EXERCISE
In the listing below, locate the lines that hold the string "text". Copy those lines.

GIVEN DATA
————————

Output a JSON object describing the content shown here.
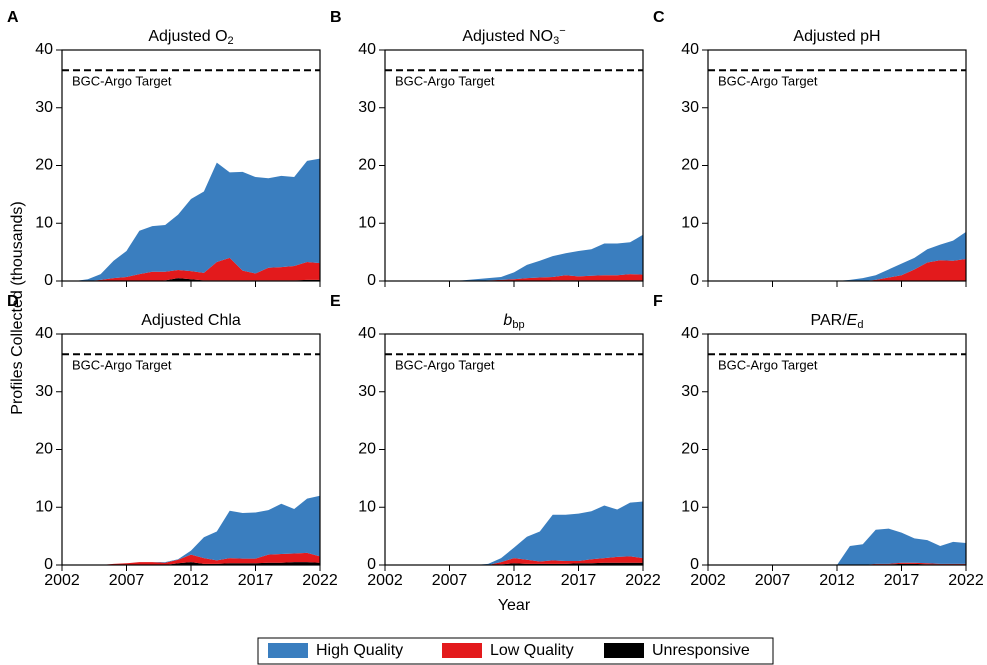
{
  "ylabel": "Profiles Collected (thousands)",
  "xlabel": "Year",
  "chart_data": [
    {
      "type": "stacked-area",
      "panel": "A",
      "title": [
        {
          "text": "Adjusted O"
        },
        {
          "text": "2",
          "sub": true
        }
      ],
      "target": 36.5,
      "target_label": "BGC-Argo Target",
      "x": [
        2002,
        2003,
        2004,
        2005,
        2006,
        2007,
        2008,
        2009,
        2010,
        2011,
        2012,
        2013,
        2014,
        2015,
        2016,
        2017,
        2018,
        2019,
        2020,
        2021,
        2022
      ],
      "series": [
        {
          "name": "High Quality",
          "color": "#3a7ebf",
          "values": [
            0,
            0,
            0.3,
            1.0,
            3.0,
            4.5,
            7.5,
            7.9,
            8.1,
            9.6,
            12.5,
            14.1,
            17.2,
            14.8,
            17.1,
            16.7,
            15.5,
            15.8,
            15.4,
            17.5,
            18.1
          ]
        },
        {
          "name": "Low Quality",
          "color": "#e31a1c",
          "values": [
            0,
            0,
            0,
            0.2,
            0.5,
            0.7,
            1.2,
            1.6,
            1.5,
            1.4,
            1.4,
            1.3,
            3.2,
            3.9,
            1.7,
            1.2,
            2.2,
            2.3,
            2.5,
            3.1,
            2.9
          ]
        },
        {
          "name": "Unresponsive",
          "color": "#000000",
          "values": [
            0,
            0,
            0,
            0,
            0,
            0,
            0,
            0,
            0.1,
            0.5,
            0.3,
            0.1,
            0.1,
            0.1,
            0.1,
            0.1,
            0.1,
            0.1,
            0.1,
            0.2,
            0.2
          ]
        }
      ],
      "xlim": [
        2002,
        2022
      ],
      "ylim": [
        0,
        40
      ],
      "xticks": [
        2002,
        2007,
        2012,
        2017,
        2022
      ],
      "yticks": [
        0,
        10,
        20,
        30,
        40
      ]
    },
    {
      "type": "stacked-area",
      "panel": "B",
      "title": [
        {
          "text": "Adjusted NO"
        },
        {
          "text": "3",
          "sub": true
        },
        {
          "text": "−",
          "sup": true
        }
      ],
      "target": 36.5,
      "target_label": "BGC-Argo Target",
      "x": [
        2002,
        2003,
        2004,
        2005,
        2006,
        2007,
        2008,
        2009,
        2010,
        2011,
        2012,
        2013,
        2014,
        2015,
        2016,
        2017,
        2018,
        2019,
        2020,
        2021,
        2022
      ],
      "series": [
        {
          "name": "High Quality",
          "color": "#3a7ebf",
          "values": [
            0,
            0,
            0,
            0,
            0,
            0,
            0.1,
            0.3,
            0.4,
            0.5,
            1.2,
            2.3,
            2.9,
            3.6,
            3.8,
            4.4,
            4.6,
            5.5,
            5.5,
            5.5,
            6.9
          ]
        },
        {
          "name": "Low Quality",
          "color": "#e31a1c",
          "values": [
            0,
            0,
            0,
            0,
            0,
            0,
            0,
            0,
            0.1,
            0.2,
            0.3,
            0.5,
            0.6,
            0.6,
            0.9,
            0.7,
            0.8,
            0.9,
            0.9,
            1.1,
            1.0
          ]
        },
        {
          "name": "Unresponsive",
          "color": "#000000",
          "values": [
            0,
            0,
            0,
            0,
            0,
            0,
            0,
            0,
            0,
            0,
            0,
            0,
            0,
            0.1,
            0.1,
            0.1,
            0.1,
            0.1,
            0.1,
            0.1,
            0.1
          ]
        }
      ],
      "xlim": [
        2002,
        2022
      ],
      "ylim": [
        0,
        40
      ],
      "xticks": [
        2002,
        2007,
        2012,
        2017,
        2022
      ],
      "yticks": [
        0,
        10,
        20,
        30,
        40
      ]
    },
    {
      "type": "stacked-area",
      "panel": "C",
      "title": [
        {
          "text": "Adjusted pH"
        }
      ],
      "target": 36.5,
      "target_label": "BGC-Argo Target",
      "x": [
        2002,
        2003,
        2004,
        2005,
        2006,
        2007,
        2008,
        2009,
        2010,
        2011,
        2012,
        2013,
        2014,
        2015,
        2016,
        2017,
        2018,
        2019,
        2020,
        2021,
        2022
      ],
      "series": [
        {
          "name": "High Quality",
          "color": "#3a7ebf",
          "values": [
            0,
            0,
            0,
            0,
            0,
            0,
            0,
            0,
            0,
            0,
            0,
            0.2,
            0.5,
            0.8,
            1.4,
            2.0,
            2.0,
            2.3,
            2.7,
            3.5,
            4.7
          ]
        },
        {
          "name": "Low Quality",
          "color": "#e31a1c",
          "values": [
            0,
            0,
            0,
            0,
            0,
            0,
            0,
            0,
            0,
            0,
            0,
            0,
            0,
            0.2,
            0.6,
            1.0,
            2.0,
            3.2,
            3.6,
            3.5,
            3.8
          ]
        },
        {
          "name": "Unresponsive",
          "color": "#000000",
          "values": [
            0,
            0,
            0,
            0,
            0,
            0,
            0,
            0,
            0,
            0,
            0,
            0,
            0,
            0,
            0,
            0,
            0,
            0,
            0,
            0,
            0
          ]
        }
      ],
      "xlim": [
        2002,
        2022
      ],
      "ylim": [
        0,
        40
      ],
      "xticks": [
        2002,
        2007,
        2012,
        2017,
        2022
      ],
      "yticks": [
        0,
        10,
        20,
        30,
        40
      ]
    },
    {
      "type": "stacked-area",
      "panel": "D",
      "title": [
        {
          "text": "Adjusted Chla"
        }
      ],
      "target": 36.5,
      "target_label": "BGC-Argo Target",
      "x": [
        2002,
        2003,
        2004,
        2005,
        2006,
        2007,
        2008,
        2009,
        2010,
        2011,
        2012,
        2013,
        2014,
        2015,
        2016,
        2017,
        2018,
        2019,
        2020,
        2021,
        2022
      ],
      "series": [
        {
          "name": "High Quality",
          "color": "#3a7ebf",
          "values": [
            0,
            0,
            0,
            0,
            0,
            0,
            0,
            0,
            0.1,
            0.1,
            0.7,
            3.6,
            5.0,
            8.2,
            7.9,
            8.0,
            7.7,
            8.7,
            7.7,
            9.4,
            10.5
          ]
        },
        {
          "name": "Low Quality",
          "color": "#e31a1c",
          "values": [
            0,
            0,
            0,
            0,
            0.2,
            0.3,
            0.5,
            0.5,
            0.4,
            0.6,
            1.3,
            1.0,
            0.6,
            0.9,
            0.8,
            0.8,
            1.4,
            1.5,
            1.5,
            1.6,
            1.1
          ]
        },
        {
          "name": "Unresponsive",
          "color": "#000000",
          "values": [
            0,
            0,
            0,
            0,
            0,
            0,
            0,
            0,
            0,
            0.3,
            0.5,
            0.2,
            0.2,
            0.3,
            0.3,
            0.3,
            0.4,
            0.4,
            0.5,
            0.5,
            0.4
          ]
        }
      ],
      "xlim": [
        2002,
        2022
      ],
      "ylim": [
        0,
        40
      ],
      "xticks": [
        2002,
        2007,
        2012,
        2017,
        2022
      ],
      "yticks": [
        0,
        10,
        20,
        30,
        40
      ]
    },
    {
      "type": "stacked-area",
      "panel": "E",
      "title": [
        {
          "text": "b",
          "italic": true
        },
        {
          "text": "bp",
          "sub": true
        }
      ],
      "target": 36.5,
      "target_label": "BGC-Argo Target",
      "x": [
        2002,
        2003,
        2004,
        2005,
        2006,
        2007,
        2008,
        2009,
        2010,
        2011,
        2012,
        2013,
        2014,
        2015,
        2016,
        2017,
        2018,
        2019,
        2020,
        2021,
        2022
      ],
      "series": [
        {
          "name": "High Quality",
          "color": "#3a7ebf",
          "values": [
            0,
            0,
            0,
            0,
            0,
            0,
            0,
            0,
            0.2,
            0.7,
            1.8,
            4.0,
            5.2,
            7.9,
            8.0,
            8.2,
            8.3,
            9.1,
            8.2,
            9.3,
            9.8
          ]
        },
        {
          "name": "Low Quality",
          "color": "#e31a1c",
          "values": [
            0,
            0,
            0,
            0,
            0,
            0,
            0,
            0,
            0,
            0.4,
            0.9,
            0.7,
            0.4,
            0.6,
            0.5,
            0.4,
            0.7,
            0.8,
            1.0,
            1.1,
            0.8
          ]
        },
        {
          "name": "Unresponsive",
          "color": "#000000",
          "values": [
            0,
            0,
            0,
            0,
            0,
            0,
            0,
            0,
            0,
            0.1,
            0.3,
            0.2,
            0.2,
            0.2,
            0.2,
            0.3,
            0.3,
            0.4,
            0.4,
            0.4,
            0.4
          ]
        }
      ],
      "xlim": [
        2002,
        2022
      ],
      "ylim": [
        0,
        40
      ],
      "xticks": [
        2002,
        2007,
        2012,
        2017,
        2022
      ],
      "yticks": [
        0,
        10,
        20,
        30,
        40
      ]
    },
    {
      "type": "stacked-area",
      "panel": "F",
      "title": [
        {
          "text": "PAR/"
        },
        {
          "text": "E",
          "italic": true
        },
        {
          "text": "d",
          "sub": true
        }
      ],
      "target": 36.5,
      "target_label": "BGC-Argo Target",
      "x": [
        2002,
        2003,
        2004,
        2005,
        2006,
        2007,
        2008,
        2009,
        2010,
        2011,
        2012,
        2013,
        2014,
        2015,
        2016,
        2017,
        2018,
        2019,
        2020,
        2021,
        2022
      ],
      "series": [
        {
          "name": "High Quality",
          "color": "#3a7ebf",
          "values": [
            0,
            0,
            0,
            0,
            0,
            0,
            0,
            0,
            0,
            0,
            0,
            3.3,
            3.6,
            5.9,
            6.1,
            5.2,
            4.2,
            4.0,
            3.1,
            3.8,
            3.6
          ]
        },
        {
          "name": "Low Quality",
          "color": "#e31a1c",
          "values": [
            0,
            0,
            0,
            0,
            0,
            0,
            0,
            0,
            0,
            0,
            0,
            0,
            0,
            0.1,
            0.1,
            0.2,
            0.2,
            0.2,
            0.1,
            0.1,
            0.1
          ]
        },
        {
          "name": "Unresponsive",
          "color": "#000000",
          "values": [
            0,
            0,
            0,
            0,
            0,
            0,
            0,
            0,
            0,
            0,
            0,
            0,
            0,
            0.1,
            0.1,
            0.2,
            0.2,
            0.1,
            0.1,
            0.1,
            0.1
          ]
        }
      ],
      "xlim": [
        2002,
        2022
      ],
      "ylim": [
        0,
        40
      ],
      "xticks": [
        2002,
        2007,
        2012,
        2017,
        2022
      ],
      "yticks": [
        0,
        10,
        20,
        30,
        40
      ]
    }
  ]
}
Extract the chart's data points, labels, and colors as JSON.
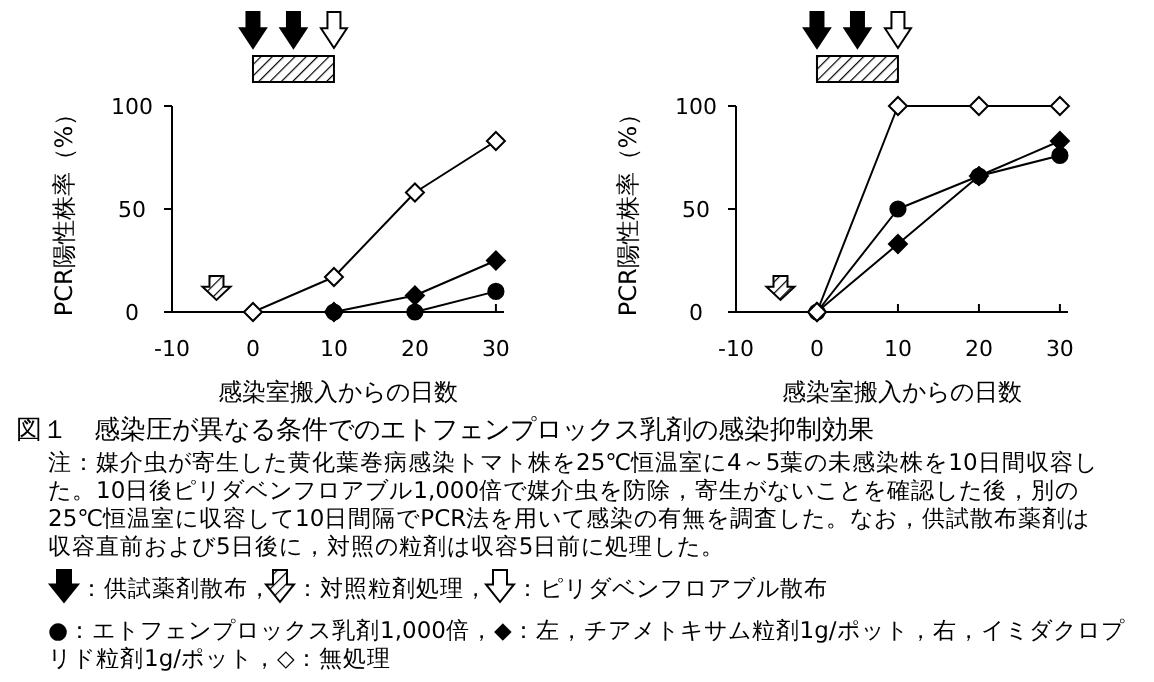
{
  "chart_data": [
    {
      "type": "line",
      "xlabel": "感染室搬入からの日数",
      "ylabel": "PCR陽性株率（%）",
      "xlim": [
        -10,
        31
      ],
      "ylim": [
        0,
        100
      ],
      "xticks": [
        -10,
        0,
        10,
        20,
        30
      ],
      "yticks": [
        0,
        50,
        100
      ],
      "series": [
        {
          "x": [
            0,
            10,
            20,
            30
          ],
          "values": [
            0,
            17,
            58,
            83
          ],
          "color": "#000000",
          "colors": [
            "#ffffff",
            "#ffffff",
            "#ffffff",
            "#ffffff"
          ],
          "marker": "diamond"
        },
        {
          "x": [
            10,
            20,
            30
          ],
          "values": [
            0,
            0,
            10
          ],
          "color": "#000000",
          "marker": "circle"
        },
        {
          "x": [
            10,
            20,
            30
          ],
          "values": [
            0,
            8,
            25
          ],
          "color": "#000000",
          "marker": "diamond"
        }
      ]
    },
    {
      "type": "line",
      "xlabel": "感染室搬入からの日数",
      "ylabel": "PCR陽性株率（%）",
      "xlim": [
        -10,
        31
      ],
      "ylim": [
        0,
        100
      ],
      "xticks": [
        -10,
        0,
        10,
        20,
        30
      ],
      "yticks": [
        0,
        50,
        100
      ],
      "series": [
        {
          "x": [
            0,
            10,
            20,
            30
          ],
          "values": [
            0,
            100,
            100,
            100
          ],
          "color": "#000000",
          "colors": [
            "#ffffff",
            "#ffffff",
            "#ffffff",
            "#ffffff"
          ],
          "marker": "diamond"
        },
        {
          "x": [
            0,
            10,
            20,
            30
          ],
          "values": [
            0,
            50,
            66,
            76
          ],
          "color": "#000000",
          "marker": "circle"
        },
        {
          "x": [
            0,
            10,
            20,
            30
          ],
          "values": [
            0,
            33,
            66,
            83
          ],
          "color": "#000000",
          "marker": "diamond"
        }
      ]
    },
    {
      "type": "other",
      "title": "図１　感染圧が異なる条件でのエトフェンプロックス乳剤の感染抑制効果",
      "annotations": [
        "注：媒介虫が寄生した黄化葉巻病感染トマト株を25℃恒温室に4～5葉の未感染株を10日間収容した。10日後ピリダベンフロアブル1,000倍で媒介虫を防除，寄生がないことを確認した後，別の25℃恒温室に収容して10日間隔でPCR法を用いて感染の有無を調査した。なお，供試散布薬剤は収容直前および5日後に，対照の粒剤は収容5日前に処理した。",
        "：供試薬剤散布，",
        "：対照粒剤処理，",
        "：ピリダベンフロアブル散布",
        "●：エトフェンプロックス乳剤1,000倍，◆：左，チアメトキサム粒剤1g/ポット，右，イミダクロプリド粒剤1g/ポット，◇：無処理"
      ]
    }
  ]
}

————————

OUTPUT BELOW
          "text": "Adjusted O"
          "text": "2",
          "text": "Adjusted NO"
          "text": "3",
          "text": "−",
          "text": "Adjusted pH"
          "text": "Adjusted Chla"
          "text": "b",
          "text": "bp",
          "text": "PAR/"
          "text": "E",
          "text": "d",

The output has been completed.